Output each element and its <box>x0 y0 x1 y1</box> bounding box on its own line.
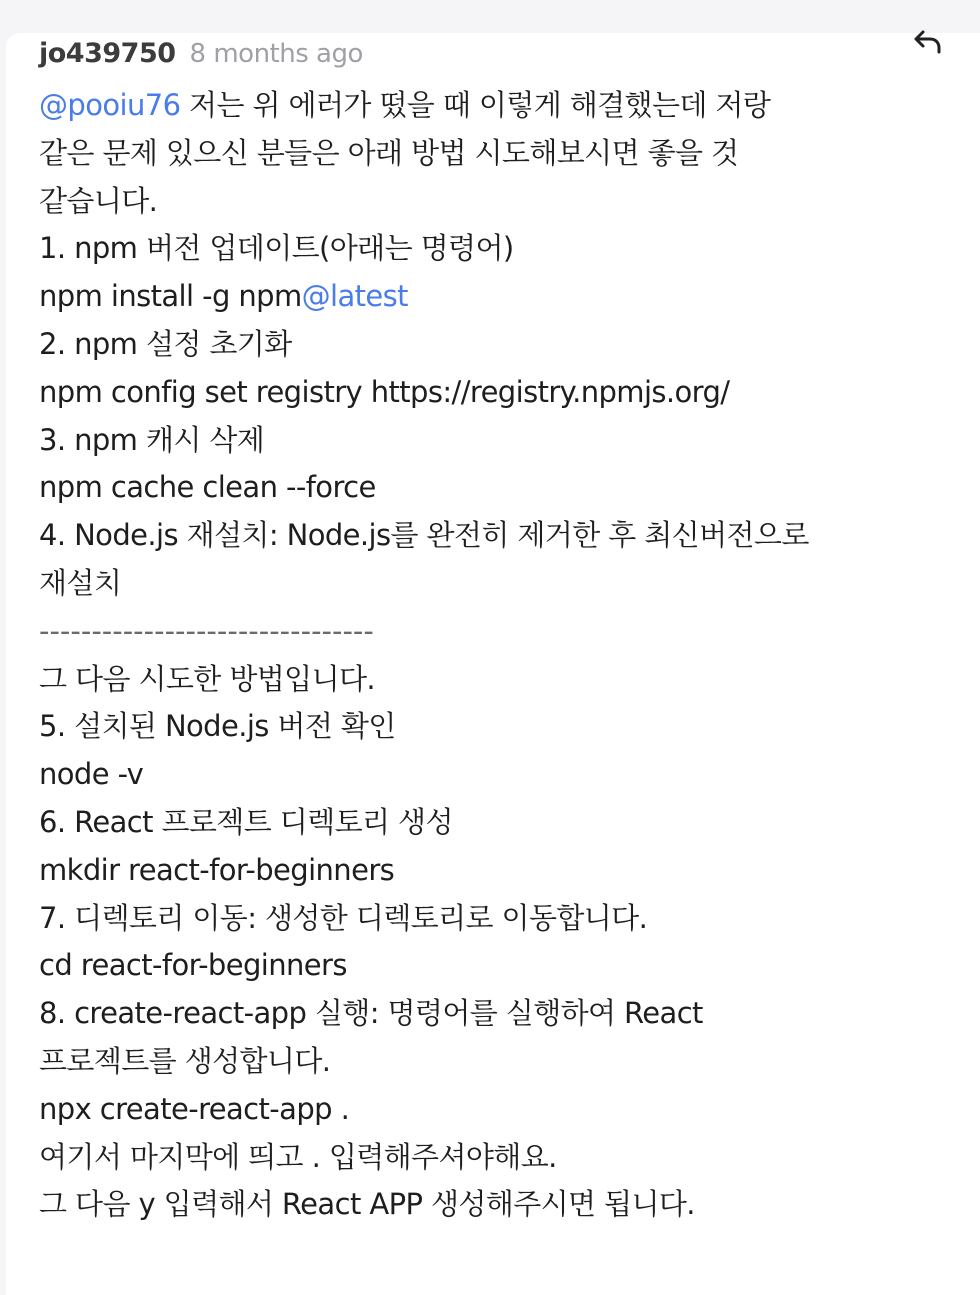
comment-line: 그 다음 시도한 방법입니다. <box>39 661 376 696</box>
comment-line <box>39 82 919 130</box>
comment-line: mkdir react-for-beginners <box>39 852 395 887</box>
comment-header <box>39 38 363 72</box>
mention-link[interactable]: @latest <box>301 279 408 314</box>
comment-line: 그 다음 y 입력해서 React APP 생성해주시면 됩니다. <box>39 1187 695 1222</box>
comment-line: 5. 설치된 Node.js 버전 확인 <box>39 709 396 744</box>
comment-line: npm cache clean --force <box>39 470 376 505</box>
comment-line: 7. 디렉토리 이동: 생성한 디렉토리로 이동합니다. <box>39 900 648 935</box>
comment-line-text: 저는 위 에러가 떴을 때 이렇게 해결했는데 저랑 <box>180 88 771 122</box>
comment-line: 같은 문제 있으신 분들은 아래 방법 시도해보시면 좋을 것 <box>39 135 739 170</box>
comment-line: 1. npm 버전 업데이트(아래는 명령어) <box>39 231 514 266</box>
comment-divider: -------------------------------- <box>39 613 374 648</box>
comment-line: node -v <box>39 757 144 792</box>
comment-line: 같습니다. <box>39 183 158 218</box>
comment-line: 여기서 마지막에 띄고 . 입력해주셔야해요. <box>39 1139 557 1174</box>
mention-link[interactable]: @pooiu76 <box>39 88 181 122</box>
comment-author[interactable]: jo439750 <box>39 38 176 69</box>
comment-timestamp: 8 months ago <box>189 39 363 69</box>
comment-line: 프로젝트를 생성합니다. <box>39 1043 331 1078</box>
comment-body <box>39 82 919 1229</box>
comment-line: 재설치 <box>39 565 122 600</box>
comment-line: 6. React 프로젝트 디렉토리 생성 <box>39 804 453 839</box>
reply-arrow-icon <box>910 24 946 60</box>
comment-line: 2. npm 설정 초기화 <box>39 326 292 361</box>
comment-line: 4. Node.js 재설치: Node.js를 완전히 제거한 후 최신버전으로 <box>39 518 809 553</box>
comment-line: npm config set registry https://registry.npmjs.org/ <box>39 374 730 409</box>
comment-line: npx create-react-app . <box>39 1091 350 1126</box>
comment-line-text: npm install -g npm <box>39 279 302 314</box>
comment-line: cd react-for-beginners <box>39 948 347 983</box>
comment-line: 3. npm 캐시 삭제 <box>39 422 265 457</box>
comment-line <box>39 273 919 321</box>
reply-button[interactable] <box>910 24 946 60</box>
comment-line: 8. create-react-app 실행: 명령어를 실행하여 React <box>39 996 703 1031</box>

* * * * * * *

Copy every line of the listing above, leaving out the picture.

Output each element and its <box>x0 y0 x1 y1</box> bounding box on its own line.
comment-line: 그 다음 시도한 방법입니다. <box>39 661 376 696</box>
comment-line <box>39 82 919 130</box>
comment-line: mkdir react-for-beginners <box>39 852 395 887</box>
comment-header <box>39 38 363 72</box>
mention-link[interactable]: @latest <box>301 279 408 314</box>
comment-line: 그 다음 y 입력해서 React APP 생성해주시면 됩니다. <box>39 1187 695 1222</box>
comment-line: 5. 설치된 Node.js 버전 확인 <box>39 709 396 744</box>
comment-line: npm cache clean --force <box>39 470 376 505</box>
comment-line: 7. 디렉토리 이동: 생성한 디렉토리로 이동합니다. <box>39 900 648 935</box>
comment-line-text: 저는 위 에러가 떴을 때 이렇게 해결했는데 저랑 <box>180 88 771 122</box>
comment-line: 같은 문제 있으신 분들은 아래 방법 시도해보시면 좋을 것 <box>39 135 739 170</box>
comment-line: 1. npm 버전 업데이트(아래는 명령어) <box>39 231 514 266</box>
comment-divider: -------------------------------- <box>39 613 374 648</box>
comment-line: node -v <box>39 757 144 792</box>
comment-line: 같습니다. <box>39 183 158 218</box>
comment-line: 여기서 마지막에 띄고 . 입력해주셔야해요. <box>39 1139 557 1174</box>
mention-link[interactable]: @pooiu76 <box>39 88 181 122</box>
comment-author[interactable]: jo439750 <box>39 38 176 69</box>
comment-timestamp: 8 months ago <box>189 39 363 69</box>
comment-line: 프로젝트를 생성합니다. <box>39 1043 331 1078</box>
comment-body <box>39 82 919 1229</box>
comment-line: 재설치 <box>39 565 122 600</box>
comment-line: 6. React 프로젝트 디렉토리 생성 <box>39 804 453 839</box>
reply-arrow-icon <box>910 24 946 60</box>
comment-line: 2. npm 설정 초기화 <box>39 326 292 361</box>
comment-line: 4. Node.js 재설치: Node.js를 완전히 제거한 후 최신버전으로 <box>39 518 809 553</box>
comment-line: npm config set registry https://registry.npmjs.org/ <box>39 374 730 409</box>
comment-line: npx create-react-app . <box>39 1091 350 1126</box>
comment-line-text: npm install -g npm <box>39 279 302 314</box>
comment-line: cd react-for-beginners <box>39 948 347 983</box>
comment-line: 3. npm 캐시 삭제 <box>39 422 265 457</box>
comment-line <box>39 273 919 321</box>
reply-button[interactable] <box>910 24 946 60</box>
comment-line: 8. create-react-app 실행: 명령어를 실행하여 React <box>39 996 703 1031</box>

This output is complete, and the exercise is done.